EXERCISE DIRECTIONS: Identify and pull out each line of the entries in which "Oriakor" occurs.

Data records
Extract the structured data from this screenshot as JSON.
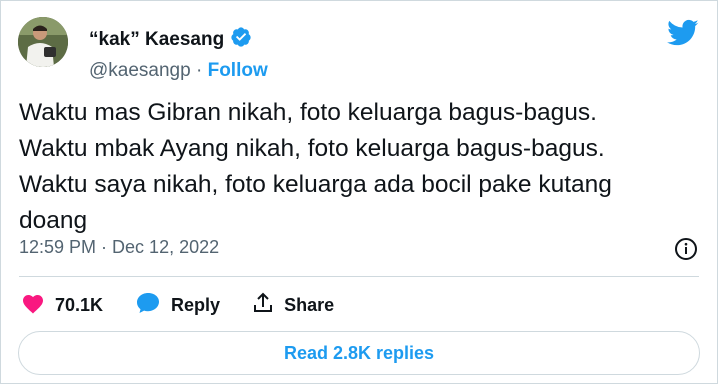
{
  "author": {
    "display_name": "“kak” Kaesang",
    "handle": "@kaesangp",
    "separator": " · ",
    "follow_label": "Follow"
  },
  "tweet": {
    "text": "Waktu mas Gibran nikah, foto keluarga bagus-bagus.\nWaktu mbak Ayang nikah, foto keluarga bagus-bagus.\nWaktu saya nikah, foto keluarga ada bocil pake kutang\ndoang",
    "timestamp": "12:59 PM · Dec 12, 2022"
  },
  "actions": {
    "likes_count": "70.1K",
    "reply_label": "Reply",
    "share_label": "Share"
  },
  "replies_button_label": "Read 2.8K replies",
  "colors": {
    "brand_blue": "#1d9bf0",
    "like_pink": "#f91880",
    "muted_text": "#536471",
    "border": "#cfd9de"
  },
  "icons": {
    "verified": "verified-badge-icon",
    "logo": "twitter-bird-icon",
    "info": "info-icon",
    "like": "heart-icon",
    "reply": "speech-bubble-icon",
    "share": "share-upload-icon"
  }
}
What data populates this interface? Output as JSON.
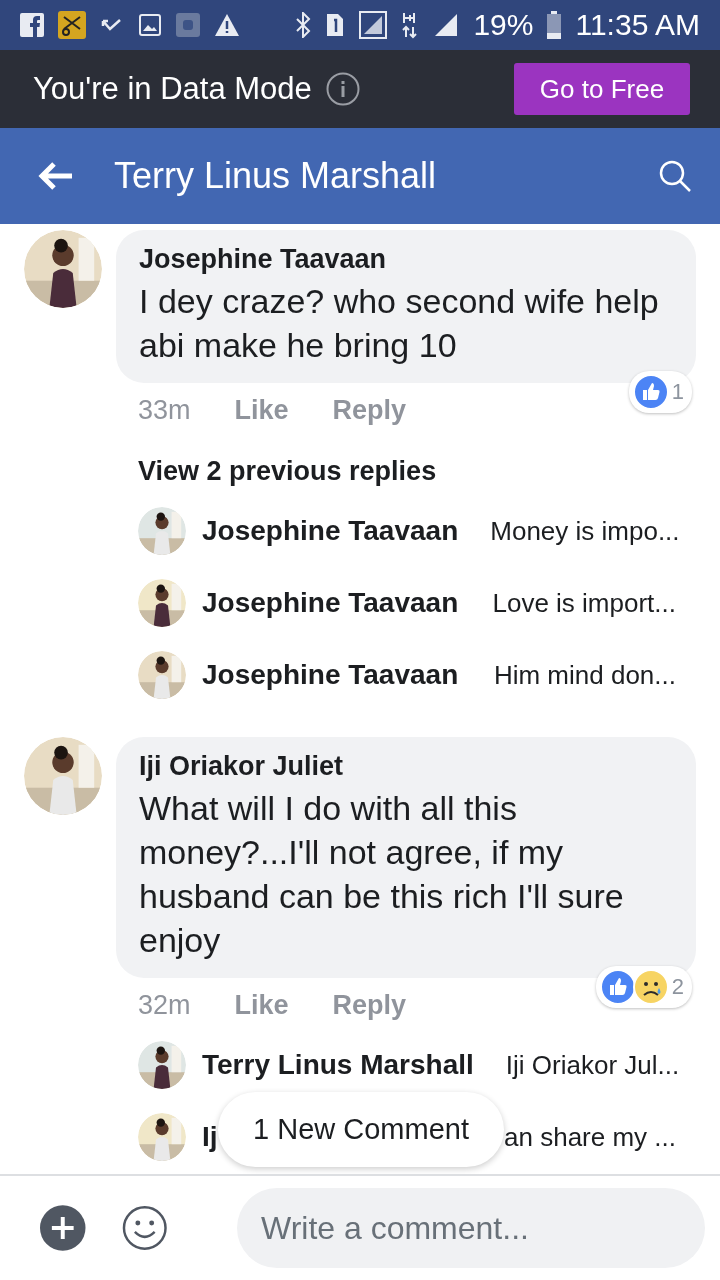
{
  "status_bar": {
    "battery": "19%",
    "time": "11:35 AM"
  },
  "data_banner": {
    "text": "You're in Data Mode",
    "button": "Go to Free"
  },
  "header": {
    "title": "Terry Linus Marshall"
  },
  "comments": [
    {
      "author": "Josephine Taavaan",
      "text": "I dey craze? who second wife help abi make he bring 10",
      "time": "33m",
      "like": "Like",
      "reply": "Reply",
      "reactions": [
        {
          "kind": "like"
        }
      ],
      "reaction_count": "1",
      "previous_replies": "View 2 previous replies",
      "replies": [
        {
          "author": "Josephine Taavaan",
          "text": "Money is impo..."
        },
        {
          "author": "Josephine Taavaan",
          "text": "Love is import..."
        },
        {
          "author": "Josephine Taavaan",
          "text": "Him mind don..."
        }
      ]
    },
    {
      "author": "Iji Oriakor Juliet",
      "text": "What will I do with all this money?...I'll not agree, if my husband can be this rich I'll sure enjoy",
      "time": "32m",
      "like": "Like",
      "reply": "Reply",
      "reactions": [
        {
          "kind": "like"
        },
        {
          "kind": "sad"
        }
      ],
      "reaction_count": "2",
      "replies": [
        {
          "author": "Terry Linus Marshall",
          "text": "Iji Oriakor Jul..."
        },
        {
          "author": "Ij",
          "text": "an share my ..."
        }
      ]
    }
  ],
  "new_comment_pill": "1 New Comment",
  "composer": {
    "placeholder": "Write a comment..."
  }
}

EXERCISE RESPONSE:
      "author": "Iji Oriakor Juliet",
          "text": "Iji Oriakor Jul..."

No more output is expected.